* [RECORDS FOR PROCESSING]

----------

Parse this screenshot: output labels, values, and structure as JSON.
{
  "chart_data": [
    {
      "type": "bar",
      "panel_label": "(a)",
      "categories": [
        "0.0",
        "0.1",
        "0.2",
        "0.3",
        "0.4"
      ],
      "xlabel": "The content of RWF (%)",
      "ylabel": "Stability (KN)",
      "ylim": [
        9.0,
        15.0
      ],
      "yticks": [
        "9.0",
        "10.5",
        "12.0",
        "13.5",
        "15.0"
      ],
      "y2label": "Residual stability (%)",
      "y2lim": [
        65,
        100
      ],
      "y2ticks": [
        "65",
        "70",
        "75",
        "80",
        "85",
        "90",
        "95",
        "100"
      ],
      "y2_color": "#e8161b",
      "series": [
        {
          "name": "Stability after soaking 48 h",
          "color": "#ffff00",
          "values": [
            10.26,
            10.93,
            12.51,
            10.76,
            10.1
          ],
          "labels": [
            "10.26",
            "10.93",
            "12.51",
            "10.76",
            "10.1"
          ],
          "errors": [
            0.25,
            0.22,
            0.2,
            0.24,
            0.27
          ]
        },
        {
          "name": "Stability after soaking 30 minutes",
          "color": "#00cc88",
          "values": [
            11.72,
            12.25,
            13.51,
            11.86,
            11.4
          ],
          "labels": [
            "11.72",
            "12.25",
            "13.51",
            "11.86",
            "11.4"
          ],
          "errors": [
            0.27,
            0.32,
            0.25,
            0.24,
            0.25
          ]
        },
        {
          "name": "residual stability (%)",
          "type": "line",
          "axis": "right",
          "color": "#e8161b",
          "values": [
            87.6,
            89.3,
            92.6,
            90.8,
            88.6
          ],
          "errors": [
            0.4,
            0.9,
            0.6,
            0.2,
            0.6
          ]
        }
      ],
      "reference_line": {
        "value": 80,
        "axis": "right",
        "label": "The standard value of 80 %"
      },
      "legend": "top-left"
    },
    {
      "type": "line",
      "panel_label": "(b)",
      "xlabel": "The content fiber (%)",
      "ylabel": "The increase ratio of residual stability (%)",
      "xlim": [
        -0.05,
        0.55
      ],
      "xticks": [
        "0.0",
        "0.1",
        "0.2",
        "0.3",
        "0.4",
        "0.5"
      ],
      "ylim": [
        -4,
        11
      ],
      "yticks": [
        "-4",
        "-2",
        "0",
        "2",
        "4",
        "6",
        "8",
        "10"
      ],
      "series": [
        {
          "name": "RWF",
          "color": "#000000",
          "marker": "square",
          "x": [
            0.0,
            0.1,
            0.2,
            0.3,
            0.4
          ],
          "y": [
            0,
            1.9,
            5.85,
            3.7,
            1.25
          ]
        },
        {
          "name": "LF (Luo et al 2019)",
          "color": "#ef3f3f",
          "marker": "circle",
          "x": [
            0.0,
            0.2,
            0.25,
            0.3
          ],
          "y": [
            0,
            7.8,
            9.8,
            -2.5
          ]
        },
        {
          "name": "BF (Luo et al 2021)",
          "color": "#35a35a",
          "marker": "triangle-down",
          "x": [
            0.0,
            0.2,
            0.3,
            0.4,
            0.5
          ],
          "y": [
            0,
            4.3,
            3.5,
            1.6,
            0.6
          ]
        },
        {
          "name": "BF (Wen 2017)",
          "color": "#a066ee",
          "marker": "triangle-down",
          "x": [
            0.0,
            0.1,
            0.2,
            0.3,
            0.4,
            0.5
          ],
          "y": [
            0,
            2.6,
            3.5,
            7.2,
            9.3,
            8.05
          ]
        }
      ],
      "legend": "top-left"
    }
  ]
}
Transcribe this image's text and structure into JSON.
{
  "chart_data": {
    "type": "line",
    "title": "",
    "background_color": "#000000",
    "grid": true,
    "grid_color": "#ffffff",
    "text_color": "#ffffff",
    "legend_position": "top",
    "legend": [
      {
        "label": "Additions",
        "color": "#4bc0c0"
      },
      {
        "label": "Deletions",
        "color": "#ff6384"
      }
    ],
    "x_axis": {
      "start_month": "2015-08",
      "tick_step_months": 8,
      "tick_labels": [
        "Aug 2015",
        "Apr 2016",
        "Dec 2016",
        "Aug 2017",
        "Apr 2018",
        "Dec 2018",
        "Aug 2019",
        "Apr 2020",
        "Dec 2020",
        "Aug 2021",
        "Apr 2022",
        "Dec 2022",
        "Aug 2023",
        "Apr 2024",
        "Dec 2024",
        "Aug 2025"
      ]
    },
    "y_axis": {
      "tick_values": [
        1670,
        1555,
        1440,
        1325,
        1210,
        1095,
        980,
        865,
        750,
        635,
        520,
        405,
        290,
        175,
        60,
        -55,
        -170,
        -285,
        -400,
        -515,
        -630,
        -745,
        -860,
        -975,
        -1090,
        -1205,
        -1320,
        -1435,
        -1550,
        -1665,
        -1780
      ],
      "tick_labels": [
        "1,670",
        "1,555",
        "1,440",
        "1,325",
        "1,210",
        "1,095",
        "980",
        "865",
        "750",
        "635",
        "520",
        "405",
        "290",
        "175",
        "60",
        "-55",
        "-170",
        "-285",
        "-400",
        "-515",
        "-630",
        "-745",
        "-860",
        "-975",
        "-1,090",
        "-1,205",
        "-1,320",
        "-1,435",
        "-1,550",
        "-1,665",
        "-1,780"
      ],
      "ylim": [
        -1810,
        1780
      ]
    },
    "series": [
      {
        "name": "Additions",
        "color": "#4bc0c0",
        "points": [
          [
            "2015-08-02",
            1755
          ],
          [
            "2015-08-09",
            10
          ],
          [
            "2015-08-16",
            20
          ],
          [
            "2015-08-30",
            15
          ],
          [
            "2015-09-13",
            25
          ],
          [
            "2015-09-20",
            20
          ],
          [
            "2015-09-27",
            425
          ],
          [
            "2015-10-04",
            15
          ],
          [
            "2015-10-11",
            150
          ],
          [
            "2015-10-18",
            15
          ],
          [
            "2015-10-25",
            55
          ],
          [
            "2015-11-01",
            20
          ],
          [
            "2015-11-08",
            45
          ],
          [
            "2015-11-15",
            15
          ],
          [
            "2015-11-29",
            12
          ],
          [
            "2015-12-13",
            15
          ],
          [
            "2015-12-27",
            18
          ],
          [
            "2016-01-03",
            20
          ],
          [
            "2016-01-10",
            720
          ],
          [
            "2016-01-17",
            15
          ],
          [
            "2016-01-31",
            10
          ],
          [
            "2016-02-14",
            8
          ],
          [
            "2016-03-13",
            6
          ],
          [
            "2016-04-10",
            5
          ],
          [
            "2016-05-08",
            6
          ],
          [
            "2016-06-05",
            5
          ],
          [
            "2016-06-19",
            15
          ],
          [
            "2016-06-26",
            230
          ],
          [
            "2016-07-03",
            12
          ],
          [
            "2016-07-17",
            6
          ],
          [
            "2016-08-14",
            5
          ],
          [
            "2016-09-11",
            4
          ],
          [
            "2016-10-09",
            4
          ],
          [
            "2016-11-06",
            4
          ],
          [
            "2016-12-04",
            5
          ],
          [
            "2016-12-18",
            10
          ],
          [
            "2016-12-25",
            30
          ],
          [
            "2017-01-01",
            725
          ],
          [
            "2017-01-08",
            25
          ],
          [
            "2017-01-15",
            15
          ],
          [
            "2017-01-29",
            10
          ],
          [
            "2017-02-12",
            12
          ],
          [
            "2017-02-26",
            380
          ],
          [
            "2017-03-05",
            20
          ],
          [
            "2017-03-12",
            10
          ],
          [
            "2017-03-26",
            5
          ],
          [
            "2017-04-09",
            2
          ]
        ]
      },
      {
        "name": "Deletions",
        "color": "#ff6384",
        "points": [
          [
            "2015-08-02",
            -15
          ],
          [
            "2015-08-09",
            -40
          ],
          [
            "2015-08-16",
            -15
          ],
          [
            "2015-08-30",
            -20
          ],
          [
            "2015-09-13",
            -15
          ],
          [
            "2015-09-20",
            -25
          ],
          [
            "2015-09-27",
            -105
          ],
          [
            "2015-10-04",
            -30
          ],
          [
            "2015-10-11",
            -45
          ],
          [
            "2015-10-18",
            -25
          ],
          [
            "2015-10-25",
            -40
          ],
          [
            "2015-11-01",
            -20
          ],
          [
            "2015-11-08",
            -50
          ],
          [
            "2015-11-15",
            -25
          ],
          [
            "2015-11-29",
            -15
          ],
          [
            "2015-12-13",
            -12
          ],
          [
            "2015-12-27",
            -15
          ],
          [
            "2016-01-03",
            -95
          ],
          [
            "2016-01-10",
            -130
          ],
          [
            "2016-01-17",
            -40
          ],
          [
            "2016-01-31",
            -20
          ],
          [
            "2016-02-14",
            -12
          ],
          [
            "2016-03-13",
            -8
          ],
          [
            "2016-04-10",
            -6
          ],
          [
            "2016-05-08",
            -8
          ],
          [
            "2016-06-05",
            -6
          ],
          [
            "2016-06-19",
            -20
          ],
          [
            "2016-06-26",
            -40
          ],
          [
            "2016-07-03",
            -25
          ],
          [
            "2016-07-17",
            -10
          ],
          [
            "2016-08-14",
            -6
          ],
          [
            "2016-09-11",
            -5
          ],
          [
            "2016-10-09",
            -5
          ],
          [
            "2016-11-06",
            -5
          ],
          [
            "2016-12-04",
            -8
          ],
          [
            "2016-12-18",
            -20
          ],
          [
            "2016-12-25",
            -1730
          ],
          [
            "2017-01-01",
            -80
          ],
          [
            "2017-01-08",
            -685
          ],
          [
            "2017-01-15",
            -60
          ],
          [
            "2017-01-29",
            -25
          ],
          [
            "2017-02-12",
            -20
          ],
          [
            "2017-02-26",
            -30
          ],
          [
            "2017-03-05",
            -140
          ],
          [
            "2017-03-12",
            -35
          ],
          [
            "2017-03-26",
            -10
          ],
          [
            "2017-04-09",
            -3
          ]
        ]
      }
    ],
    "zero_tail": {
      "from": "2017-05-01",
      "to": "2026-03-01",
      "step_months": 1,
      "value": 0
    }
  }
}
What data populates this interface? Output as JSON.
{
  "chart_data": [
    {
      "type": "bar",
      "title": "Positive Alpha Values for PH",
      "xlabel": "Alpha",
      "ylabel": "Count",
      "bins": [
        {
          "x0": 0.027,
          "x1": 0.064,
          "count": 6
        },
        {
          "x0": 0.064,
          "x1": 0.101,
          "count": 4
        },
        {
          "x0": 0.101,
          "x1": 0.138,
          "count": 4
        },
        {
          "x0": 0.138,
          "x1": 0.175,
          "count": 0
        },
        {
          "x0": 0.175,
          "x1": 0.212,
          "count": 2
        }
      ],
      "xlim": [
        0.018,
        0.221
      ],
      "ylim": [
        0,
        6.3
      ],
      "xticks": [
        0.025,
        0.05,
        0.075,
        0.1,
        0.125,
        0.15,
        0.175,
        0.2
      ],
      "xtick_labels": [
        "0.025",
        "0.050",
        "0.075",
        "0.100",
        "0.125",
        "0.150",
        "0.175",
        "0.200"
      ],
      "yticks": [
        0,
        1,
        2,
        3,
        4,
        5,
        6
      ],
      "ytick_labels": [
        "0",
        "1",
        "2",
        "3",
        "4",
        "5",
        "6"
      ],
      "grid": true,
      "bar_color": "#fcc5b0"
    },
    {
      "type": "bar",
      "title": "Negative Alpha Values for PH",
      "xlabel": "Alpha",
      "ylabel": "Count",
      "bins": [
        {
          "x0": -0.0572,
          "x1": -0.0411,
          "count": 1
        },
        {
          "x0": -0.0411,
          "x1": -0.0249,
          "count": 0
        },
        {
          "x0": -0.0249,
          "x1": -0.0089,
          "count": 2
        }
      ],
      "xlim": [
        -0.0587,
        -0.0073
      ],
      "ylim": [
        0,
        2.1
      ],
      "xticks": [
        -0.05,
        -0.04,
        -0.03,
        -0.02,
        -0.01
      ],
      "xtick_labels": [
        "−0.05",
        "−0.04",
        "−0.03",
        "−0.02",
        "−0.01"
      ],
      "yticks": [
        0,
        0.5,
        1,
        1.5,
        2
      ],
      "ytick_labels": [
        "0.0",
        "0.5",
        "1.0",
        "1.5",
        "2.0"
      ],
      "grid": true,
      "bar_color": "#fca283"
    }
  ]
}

----------

* [GOAL OF THE EXERCISE]
Every line of the listing that holds "ffffff" should be found and copied.

* [CORRECT ANSWER]
    "grid_color": "#ffffff",
    "text_color": "#ffffff",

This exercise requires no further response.